§ **Aim**: In the listing below, locate the lines bearing the word "中流击楫". Copy every one of them.

§ **Listing**:
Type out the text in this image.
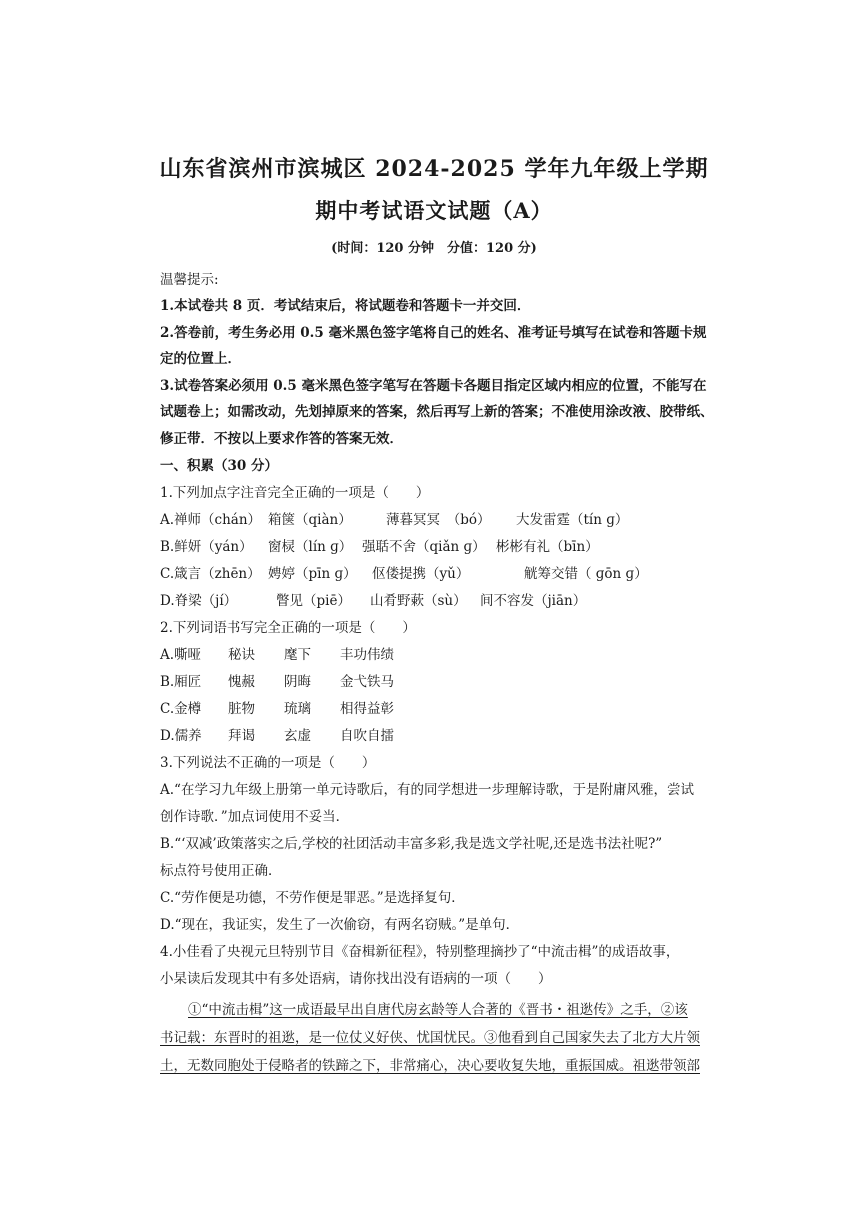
山东省滨州市滨城区 2024-2025 学年九年级上学期
期中考试语文试题（A）
(时间：120 分钟　分值：120 分)
温馨提示:
1.本试卷共 8 页．考试结束后，将试题卷和答题卡一并交回．
2.答卷前，考生务必用 0.5 毫米黑色签字笔将自己的姓名、准考证号填写在试卷和答题卡规
定的位置上．
3.试卷答案必须用 0.5 毫米黑色签字笔写在答题卡各题目指定区域内相应的位置，不能写在
试题卷上；如需改动，先划掉原来的答案，然后再写上新的答案；不准使用涂改液、胶带纸、
修正带．不按以上要求作答的答案无效．
一、积累（30 分）
1.下列加点字注音完全正确的一项是（　　）
A.禅师（chán） 箱箧（qiàn）	薄暮冥冥　（bó） 大发雷霆（tín ɡ）
B.鲜妍（yán） 窗棂（lín ɡ） 强聒不舍（qiǎn ɡ） 彬彬有礼（bīn）
C.箴言（zhēn） 娉婷（pīn ɡ） 伛偻提携（yǔ）	觥筹交错（ ɡōn ɡ）
D.脊梁（jí）	瞥见（piē） 山肴野蔌（sù） 间不容发（jiān）
2.下列词语书写完全正确的一项是（　　）
A.嘶哑 秘诀 麾下 丰功伟绩
B.厢匠 愧赧 阴晦 金弋铁马
C.金樽 脏物 琉璃 相得益彰
D.儒养 拜谒 玄虚 自吹自擂
3.下列说法不正确的一项是（　　）
A.“在学习九年级上册第一单元诗歌后，有的同学想进一步理解诗歌，于是附庸风雅，尝试
创作诗歌．”加点词使用不妥当．
B.“‘双减’政策落实之后,学校的社团活动丰富多彩,我是选文学社呢,还是选书法社呢?”
标点符号使用正确．
C.“劳作便是功德，不劳作便是罪恶。”是选择复句．
D.“现在，我证实，发生了一次偷窃，有两名窃贼。”是单句．
4.小佳看了央视元旦特别节目《奋楫新征程》，特别整理摘抄了“中流击楫”的成语故事，
小杲读后发现其中有多处语病，请你找出没有语病的一项（　　）
①“中流击楫”这一成语最早出自唐代房玄龄等人合著的《晋书・祖逖传》之手，②该
书记载：东晋时的祖逖，是一位仗义好侠、忧国忧民。③他看到自己国家失去了北方大片领
土，无数同胞处于侵略者的铁蹄之下，非常痛心，决心要收复失地，重振国威。祖逖带领部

§ **Solution to the exercise**:
4.小佳看了央视元旦特别节目《奋楫新征程》，特别整理摘抄了“中流击楫”的成语故事，
①“中流击楫”这一成语最早出自唐代房玄龄等人合著的《晋书・祖逖传》之手，②该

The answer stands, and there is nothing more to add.